- [PROBLEM TO SOLVE]
Tally the lines of the material below that contain the string "frame". Give only the number.

>> Begin

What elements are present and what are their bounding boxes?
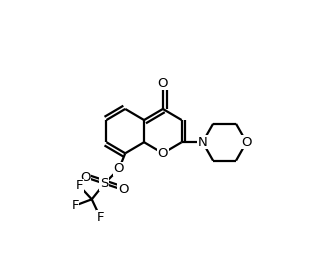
- Text: F: F: [71, 199, 79, 212]
- Text: F: F: [96, 211, 104, 224]
- Text: O: O: [158, 147, 168, 160]
- Text: O: O: [158, 77, 168, 90]
- Text: N: N: [198, 136, 208, 149]
- Text: S: S: [100, 177, 109, 190]
- Text: O: O: [114, 163, 124, 175]
- Text: O: O: [118, 183, 128, 196]
- Text: O: O: [80, 171, 91, 184]
- Text: O: O: [241, 136, 252, 149]
- Text: F: F: [75, 179, 83, 192]
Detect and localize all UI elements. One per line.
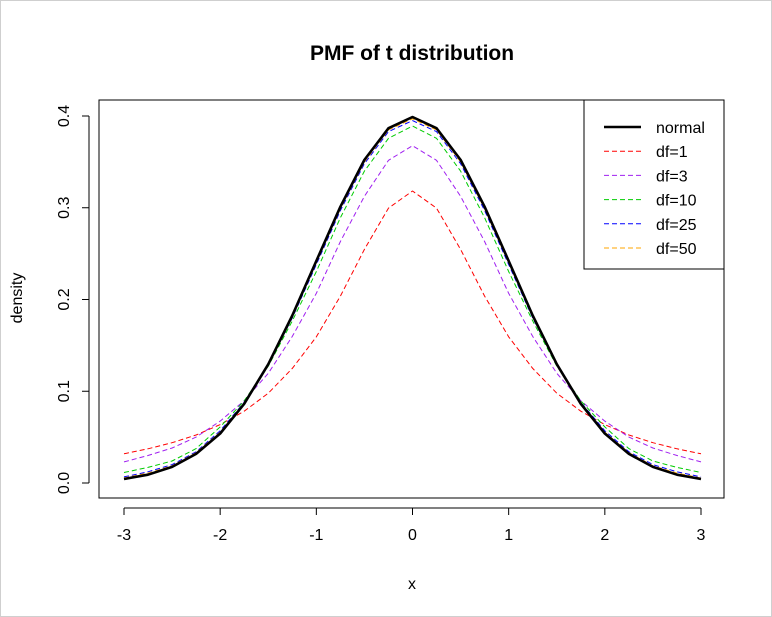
legend-box <box>583 99 725 270</box>
y-axis-label: density <box>9 273 26 324</box>
axes: -3 -2 -1 0 1 2 3 0.0 0.1 0.2 0.3 0.4 <box>56 105 706 544</box>
legend-label: df=50 <box>656 241 697 258</box>
series-line-normal <box>123 115 702 481</box>
y-tick-label: 0.4 <box>56 105 73 127</box>
x-tick-label: 2 <box>600 527 609 544</box>
legend-label: normal <box>656 120 705 137</box>
series-line-df-10 <box>123 125 702 473</box>
legend-label: df=10 <box>656 193 697 210</box>
x-axis-label: x <box>408 576 416 593</box>
x-tick-label: -2 <box>213 527 227 544</box>
legend-label: df=3 <box>656 168 688 185</box>
series-lines <box>123 115 702 481</box>
x-tick-label: -1 <box>309 527 323 544</box>
x-tick-label: 1 <box>504 527 513 544</box>
series-line-df-25 <box>123 120 702 478</box>
legend-label: df=25 <box>656 217 697 234</box>
y-tick-label: 0.2 <box>56 288 73 310</box>
x-tick-label: 3 <box>697 527 706 544</box>
plot-box <box>98 99 725 499</box>
y-tick-label: 0.3 <box>56 197 73 219</box>
legend-label: df=1 <box>656 144 688 161</box>
y-tick-label: 0.0 <box>56 472 73 494</box>
series-line-df-1 <box>123 190 702 455</box>
x-tick-label: 0 <box>408 527 417 544</box>
x-tick-label: -3 <box>117 527 131 544</box>
chart-title: PMF of t distribution <box>310 42 514 65</box>
y-tick-label: 0.1 <box>56 380 73 402</box>
series-line-df-3 <box>123 145 702 463</box>
legend: normal df=1 df=3 df=10 df=25 df=50 <box>583 99 725 270</box>
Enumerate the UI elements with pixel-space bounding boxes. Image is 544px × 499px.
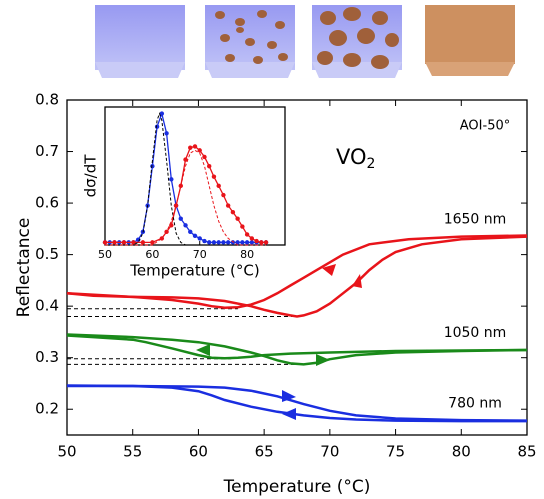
inset-point [244,232,250,237]
series-label: 780 nm [448,396,502,412]
inset-point [188,145,193,150]
plot-frame [66,99,528,436]
inset-point [211,240,217,245]
y-tick-label: 0.8 [35,91,59,109]
x-tick-label: 70 [320,443,339,461]
inset-point [140,240,146,245]
curve-cooling [66,384,527,423]
x-tick-label: 65 [255,443,274,461]
inset-point [154,124,160,129]
inset-x-tick-label: 80 [240,248,254,261]
material-subscript: 2 [367,156,376,172]
inset-point [131,240,136,245]
inset-point [121,240,127,245]
inset-point [202,154,207,160]
series-label: 1050 nm [444,325,507,341]
x-tick-label: 75 [386,443,405,461]
inset-x-label: Temperature (°C) [129,262,259,280]
x-tick-label: 55 [123,443,142,461]
y-tick-label: 0.2 [35,400,59,418]
inset-point [249,236,255,241]
inset-point [178,216,183,221]
inset-point [102,240,108,245]
inset-point [230,209,236,215]
y-tick-label: 0.3 [35,348,59,366]
main-plot: 50 55 60 65 70 75 80 85 0.2 0.3 0.4 0.5 0.6 0.7 0.8 Tem… [14,91,537,498]
angle-label: AOI-50° [460,119,510,134]
inset-point [259,240,264,245]
inset-point [249,240,255,245]
series-label: 1650 nm [444,212,507,228]
inset-fit-curve [105,149,267,246]
inset-point [159,111,165,116]
y-tick-label: 0.5 [35,245,59,263]
inset-point [183,157,188,162]
inset-point [235,240,240,245]
inset-point [183,223,188,228]
sample-film-1 [95,5,185,78]
inset-point [192,233,198,238]
direction-arrows [196,264,362,420]
inset-point [254,238,259,244]
inset-point [244,240,250,245]
inset-point [150,240,155,245]
curve-cooling [66,234,528,309]
y-tick-label: 0.6 [35,194,59,212]
inset-point [202,238,207,244]
material-formula: VO [336,145,367,169]
x-tick-label: 85 [517,443,536,461]
y-axis-label: Reflectance [14,218,34,318]
inset-point [240,240,245,245]
inset-point [216,183,221,189]
inset-point [225,240,231,245]
curve-cooling [66,334,528,360]
inset-point [207,163,212,169]
inset-frame [104,106,286,246]
inset-point [197,236,202,241]
material-label: VO2 [336,145,375,172]
inset-point [164,131,169,136]
inset-point [173,203,179,208]
inset-x-tick-label: 70 [193,248,207,261]
curve-heating [66,333,528,366]
sample-film-3 [312,5,402,78]
inset-x-tick-label: 60 [145,248,159,261]
inset-point [216,240,221,245]
inset-point [150,163,155,169]
inset-point [169,177,174,182]
y-tick-label: 0.7 [35,142,59,160]
x-tick-label: 50 [57,443,76,461]
inset-y-label: dσ/dT [82,154,100,198]
inset-point [112,240,117,245]
inset-point [192,144,198,149]
inset-point [221,240,226,245]
inset-point [235,216,240,221]
curve-heating [66,235,528,318]
sample-film-2 [205,5,295,78]
x-tick-label: 60 [189,443,208,461]
inset-point [197,148,202,153]
inset-point [211,174,217,179]
inset-point [207,240,212,245]
inset-point [263,240,269,245]
sample-illustrations [95,5,515,78]
inset-point [230,240,236,245]
inset-point [188,229,193,235]
inset-x-tick-label: 50 [98,248,112,261]
sample-film-4 [425,5,515,76]
curve-heating [67,384,528,422]
inset-point [240,224,245,229]
y-tick-label: 0.4 [35,297,59,315]
inset-point [221,192,226,198]
x-tick-label: 80 [452,443,471,461]
inset-point [225,203,231,208]
x-axis-label: Temperature (°C) [223,477,371,497]
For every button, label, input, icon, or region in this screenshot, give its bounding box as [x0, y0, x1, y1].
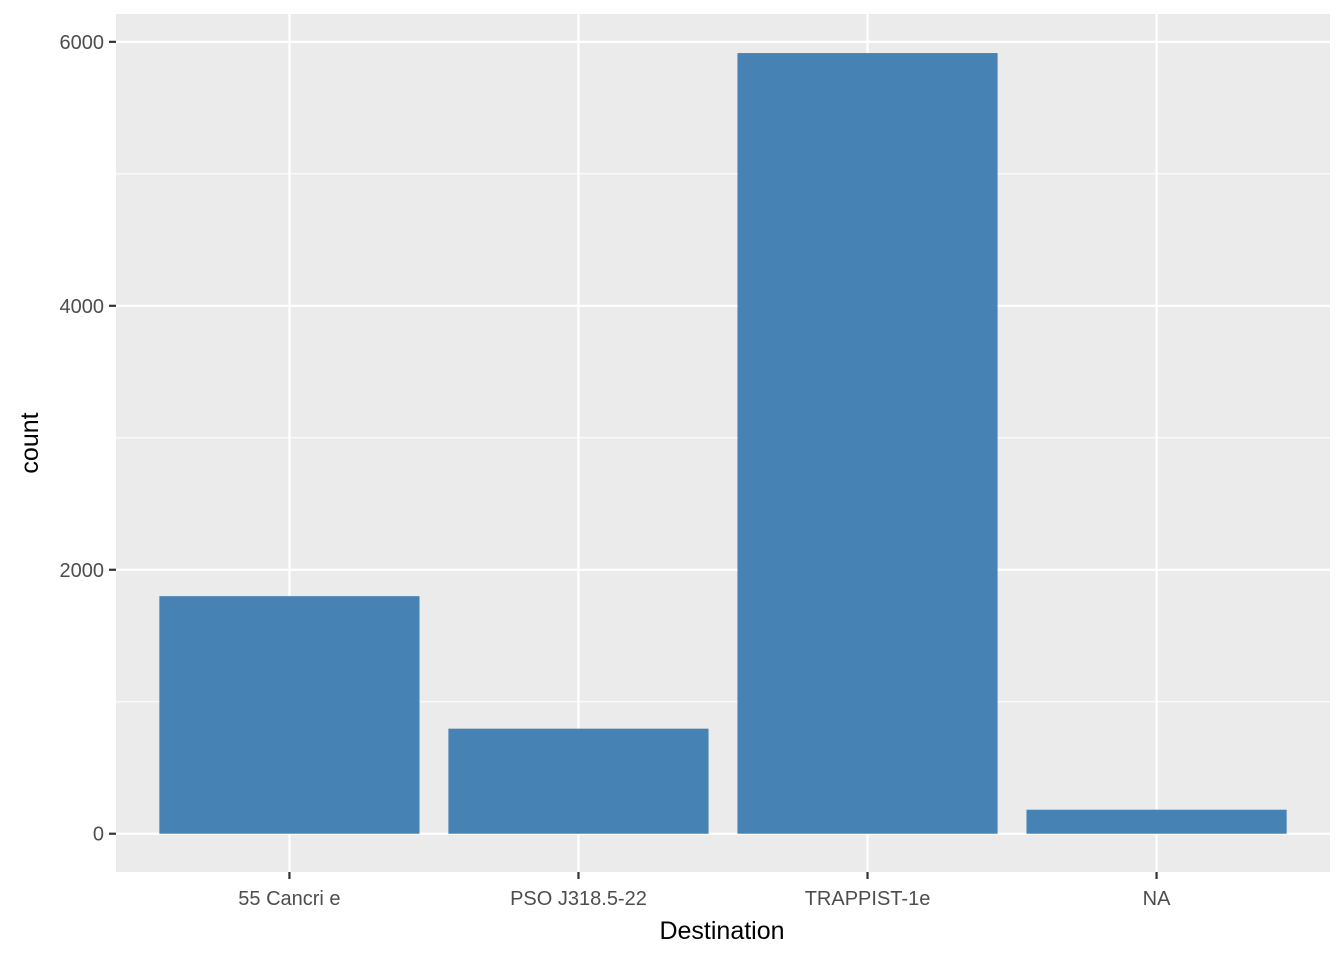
y-tick-label: 6000: [60, 32, 105, 54]
y-tick-label: 2000: [60, 560, 105, 582]
y-tick-label: 4000: [60, 296, 105, 318]
x-tick-label: TRAPPIST-1e: [805, 888, 931, 910]
x-tick-label: PSO J318.5-22: [510, 888, 647, 910]
y-axis: 0 2000 4000 6000: [60, 32, 116, 846]
bar-2: [448, 728, 709, 834]
x-axis-title: Destination: [659, 917, 784, 945]
bar-4: [1026, 809, 1287, 834]
x-axis: 55 Cancri e PSO J318.5-22 TRAPPIST-1e NA: [238, 872, 1171, 910]
y-tick-label: 0: [93, 824, 104, 846]
bar-1: [159, 596, 420, 834]
bars: [159, 53, 1287, 834]
bar-3: [737, 53, 998, 834]
x-tick-label: 55 Cancri e: [238, 888, 340, 910]
x-tick-label: NA: [1143, 888, 1171, 910]
y-axis-title: count: [16, 412, 44, 473]
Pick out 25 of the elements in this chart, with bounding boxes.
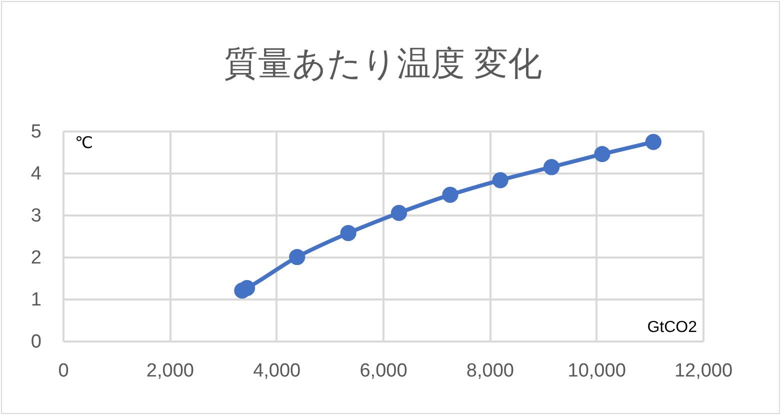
y-tick-label: 3 [30,206,42,226]
point [543,159,560,176]
x-tick-label: 6,000 [360,360,408,382]
y-tick-label: 4 [30,164,42,184]
point [492,172,508,188]
point [289,248,306,266]
y-tick-label: 2 [30,248,42,268]
x-tick-label: 4,000 [253,360,301,382]
point [594,146,610,162]
annotation: GtCO2 [647,319,698,336]
x-tick-label: 12,000 [674,360,733,382]
y-tick-label: 0 [30,332,42,352]
x-tick-label: 10,000 [568,360,626,382]
x-tick-label: 8,000 [466,360,514,382]
x-tick-label: 0 [58,360,69,382]
y-tick-label: 5 [30,122,42,142]
point [340,225,356,242]
point [238,280,256,296]
point [442,186,458,203]
chart-title: 質量あたり温度 変化 [224,45,542,83]
y-tick-label: 1 [30,290,42,310]
point [645,134,662,150]
point [390,204,408,221]
x-tick-label: 2,000 [146,360,194,382]
annotation: ℃ [75,135,93,152]
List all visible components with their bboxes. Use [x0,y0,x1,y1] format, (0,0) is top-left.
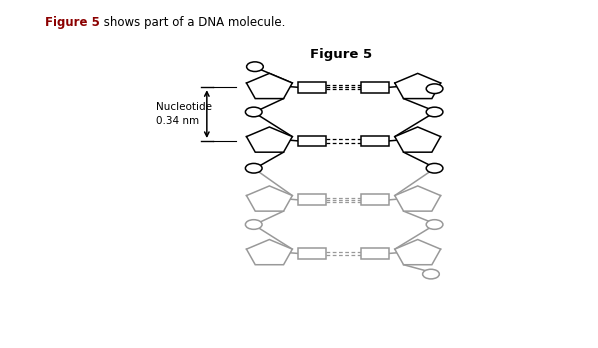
Bar [298,82,326,93]
Bar [298,135,326,146]
Text: Figure 5: Figure 5 [45,16,100,29]
Polygon shape [395,186,441,211]
Bar [298,195,326,205]
Polygon shape [246,239,292,265]
Circle shape [426,84,443,94]
Polygon shape [395,127,441,152]
Circle shape [423,269,440,279]
Polygon shape [246,127,292,152]
Circle shape [426,220,443,229]
Polygon shape [246,186,292,211]
Circle shape [426,164,443,173]
Polygon shape [246,73,292,98]
Text: Figure 5: Figure 5 [310,48,373,62]
Circle shape [246,62,263,71]
Polygon shape [395,73,441,98]
Text: 0.34 nm: 0.34 nm [156,116,199,126]
Bar [361,248,389,259]
Polygon shape [395,239,441,265]
Bar [361,135,389,146]
Circle shape [245,220,262,229]
Text: Nucleotide: Nucleotide [156,102,212,112]
Circle shape [426,107,443,117]
Bar [298,248,326,259]
Circle shape [245,107,262,117]
Bar [361,195,389,205]
Circle shape [245,164,262,173]
Bar [361,82,389,93]
Text: shows part of a DNA molecule.: shows part of a DNA molecule. [100,16,285,29]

>> End

- [WRITTEN RESPONSE]
2